Source records:
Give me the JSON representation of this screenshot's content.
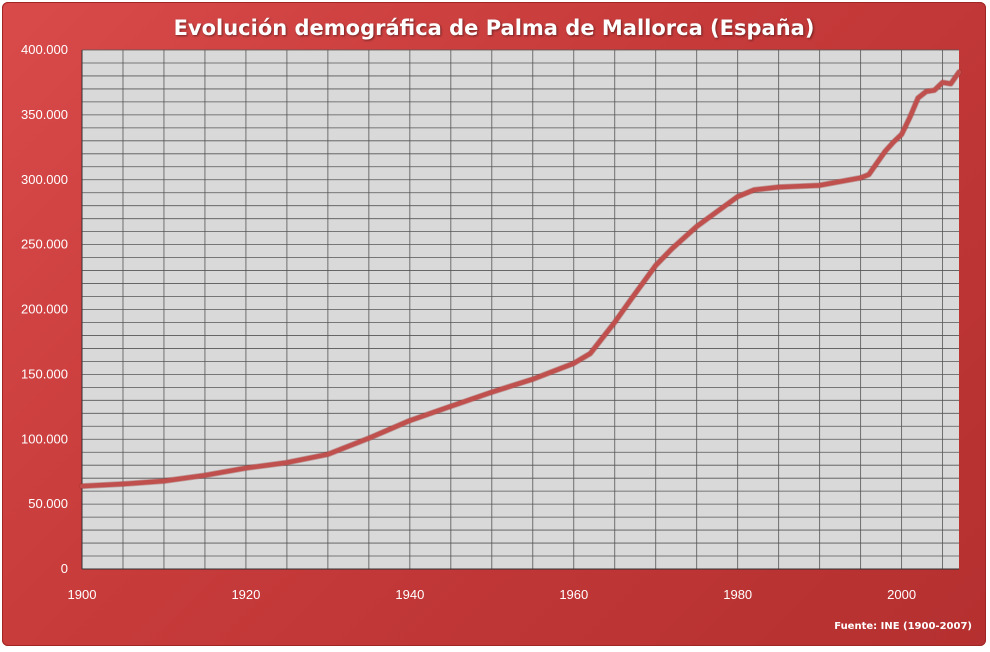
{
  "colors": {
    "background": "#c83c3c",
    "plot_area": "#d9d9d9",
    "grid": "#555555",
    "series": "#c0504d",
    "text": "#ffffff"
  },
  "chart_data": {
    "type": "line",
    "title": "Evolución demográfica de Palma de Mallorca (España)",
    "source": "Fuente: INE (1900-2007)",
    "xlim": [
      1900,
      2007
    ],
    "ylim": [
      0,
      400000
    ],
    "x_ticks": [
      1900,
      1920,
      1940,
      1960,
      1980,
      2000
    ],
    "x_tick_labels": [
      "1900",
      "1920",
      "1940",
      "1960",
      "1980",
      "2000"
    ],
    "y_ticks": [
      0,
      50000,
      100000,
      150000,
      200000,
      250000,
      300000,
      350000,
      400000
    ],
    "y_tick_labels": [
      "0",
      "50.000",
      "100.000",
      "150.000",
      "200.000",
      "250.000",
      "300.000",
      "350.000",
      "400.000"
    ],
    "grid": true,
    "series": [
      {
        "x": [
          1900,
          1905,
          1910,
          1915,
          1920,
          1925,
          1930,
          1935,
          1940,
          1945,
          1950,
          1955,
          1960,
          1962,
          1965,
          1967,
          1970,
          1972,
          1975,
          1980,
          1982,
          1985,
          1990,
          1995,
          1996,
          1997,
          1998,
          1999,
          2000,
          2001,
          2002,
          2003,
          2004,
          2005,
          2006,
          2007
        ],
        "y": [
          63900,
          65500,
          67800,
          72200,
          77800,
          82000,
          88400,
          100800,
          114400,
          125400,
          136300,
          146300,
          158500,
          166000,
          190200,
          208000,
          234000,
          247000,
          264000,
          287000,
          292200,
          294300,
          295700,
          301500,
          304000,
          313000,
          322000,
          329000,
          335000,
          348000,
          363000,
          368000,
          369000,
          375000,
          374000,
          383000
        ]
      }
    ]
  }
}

Goal =
Copy all the lines of data exactly as they appear, dropping any images.

Output for this exercise =
Give me the JSON representation of this screenshot's content.
{
  "colors": {
    "background": "#c83c3c",
    "plot_area": "#d9d9d9",
    "grid": "#555555",
    "series": "#c0504d",
    "text": "#ffffff"
  },
  "chart_data": {
    "type": "line",
    "title": "Evolución demográfica de Palma de Mallorca (España)",
    "source": "Fuente: INE (1900-2007)",
    "xlim": [
      1900,
      2007
    ],
    "ylim": [
      0,
      400000
    ],
    "x_ticks": [
      1900,
      1920,
      1940,
      1960,
      1980,
      2000
    ],
    "x_tick_labels": [
      "1900",
      "1920",
      "1940",
      "1960",
      "1980",
      "2000"
    ],
    "y_ticks": [
      0,
      50000,
      100000,
      150000,
      200000,
      250000,
      300000,
      350000,
      400000
    ],
    "y_tick_labels": [
      "0",
      "50.000",
      "100.000",
      "150.000",
      "200.000",
      "250.000",
      "300.000",
      "350.000",
      "400.000"
    ],
    "grid": true,
    "series": [
      {
        "x": [
          1900,
          1905,
          1910,
          1915,
          1920,
          1925,
          1930,
          1935,
          1940,
          1945,
          1950,
          1955,
          1960,
          1962,
          1965,
          1967,
          1970,
          1972,
          1975,
          1980,
          1982,
          1985,
          1990,
          1995,
          1996,
          1997,
          1998,
          1999,
          2000,
          2001,
          2002,
          2003,
          2004,
          2005,
          2006,
          2007
        ],
        "y": [
          63900,
          65500,
          67800,
          72200,
          77800,
          82000,
          88400,
          100800,
          114400,
          125400,
          136300,
          146300,
          158500,
          166000,
          190200,
          208000,
          234000,
          247000,
          264000,
          287000,
          292200,
          294300,
          295700,
          301500,
          304000,
          313000,
          322000,
          329000,
          335000,
          348000,
          363000,
          368000,
          369000,
          375000,
          374000,
          383000
        ]
      }
    ]
  }
}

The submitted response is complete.